### Data listing ###

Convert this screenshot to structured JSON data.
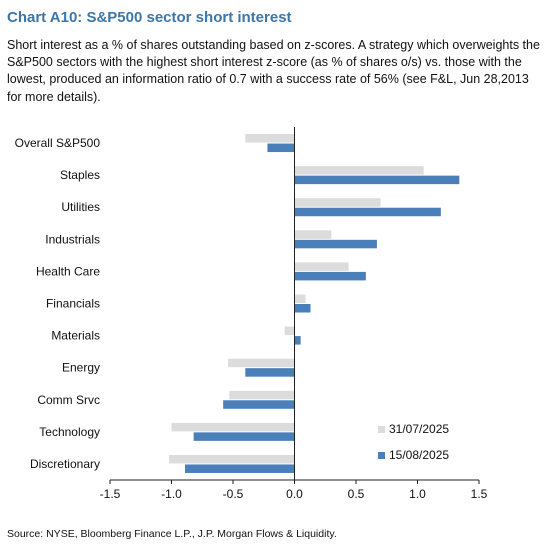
{
  "header": {
    "title": "Chart A10: S&P500 sector short interest",
    "subtitle": "Short interest as a % of shares outstanding based on z-scores. A strategy which overweights the S&P500 sectors with the highest short interest z-score (as % of shares o/s) vs. those with the lowest, produced an information ratio of 0.7 with a success rate of 56% (see F&L, Jun 28,2013 for more details)."
  },
  "footer": {
    "source": "Source: NYSE, Bloomberg Finance L.P., J.P. Morgan Flows & Liquidity."
  },
  "chart_data": {
    "type": "bar",
    "orientation": "horizontal",
    "categories": [
      "Overall S&P500",
      "Staples",
      "Utilities",
      "Industrials",
      "Health Care",
      "Financials",
      "Materials",
      "Energy",
      "Comm Srvc",
      "Technology",
      "Discretionary"
    ],
    "series": [
      {
        "name": "31/07/2025",
        "color": "#dcdcdc",
        "values": [
          -0.4,
          1.05,
          0.7,
          0.3,
          0.44,
          0.09,
          -0.08,
          -0.54,
          -0.53,
          -1.0,
          -1.02
        ]
      },
      {
        "name": "15/08/2025",
        "color": "#4a7fba",
        "values": [
          -0.22,
          1.34,
          1.19,
          0.67,
          0.58,
          0.13,
          0.05,
          -0.4,
          -0.58,
          -0.82,
          -0.89
        ]
      }
    ],
    "xlim": [
      -1.5,
      1.5
    ],
    "xticks": [
      "-1.5",
      "-1.0",
      "-0.5",
      "0.0",
      "0.5",
      "1.0",
      "1.5"
    ],
    "xtick_values": [
      -1.5,
      -1.0,
      -0.5,
      0.0,
      0.5,
      1.0,
      1.5
    ],
    "grid": false,
    "legend_position": "bottom-right",
    "xlabel": "",
    "ylabel": ""
  }
}
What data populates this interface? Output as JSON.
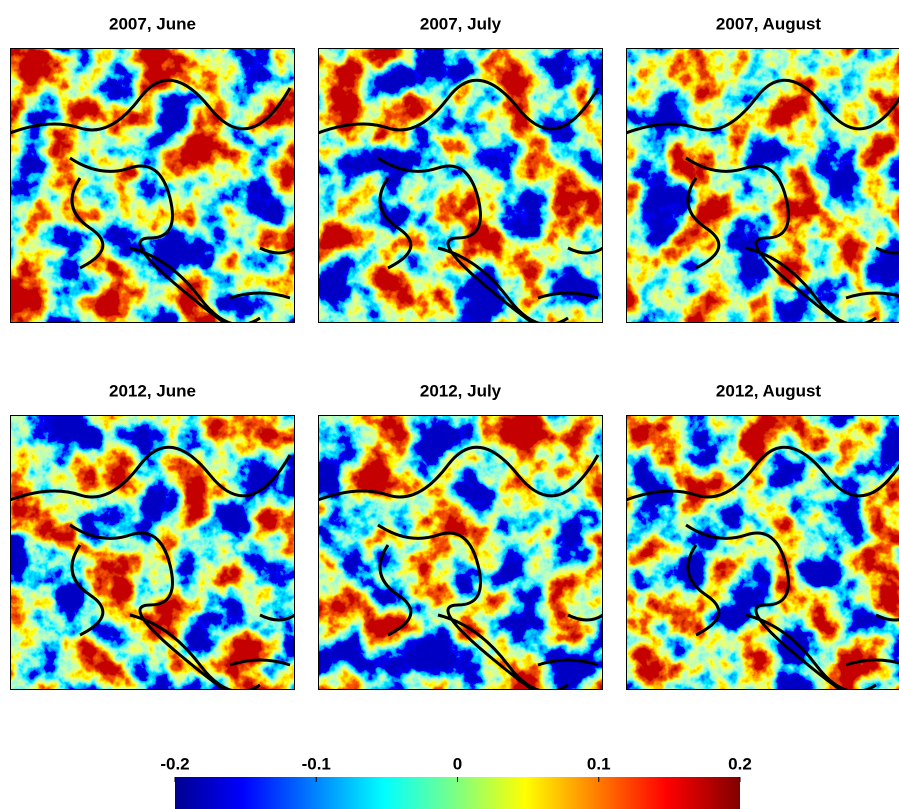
{
  "panels": [
    {
      "title": "2007, June"
    },
    {
      "title": "2007, July"
    },
    {
      "title": "2007, August"
    },
    {
      "title": "2012, June"
    },
    {
      "title": "2012, July"
    },
    {
      "title": "2012, August"
    }
  ],
  "colorbar": {
    "lim": [
      -0.2,
      0.2
    ],
    "ticks": [
      -0.2,
      -0.1,
      0,
      0.1,
      0.2
    ]
  }
}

###

■ Goal:
Read through the entries and copy each line in which "August" appears.

■ Exercise response:
      "title": "2007, August"
      "title": "2012, August"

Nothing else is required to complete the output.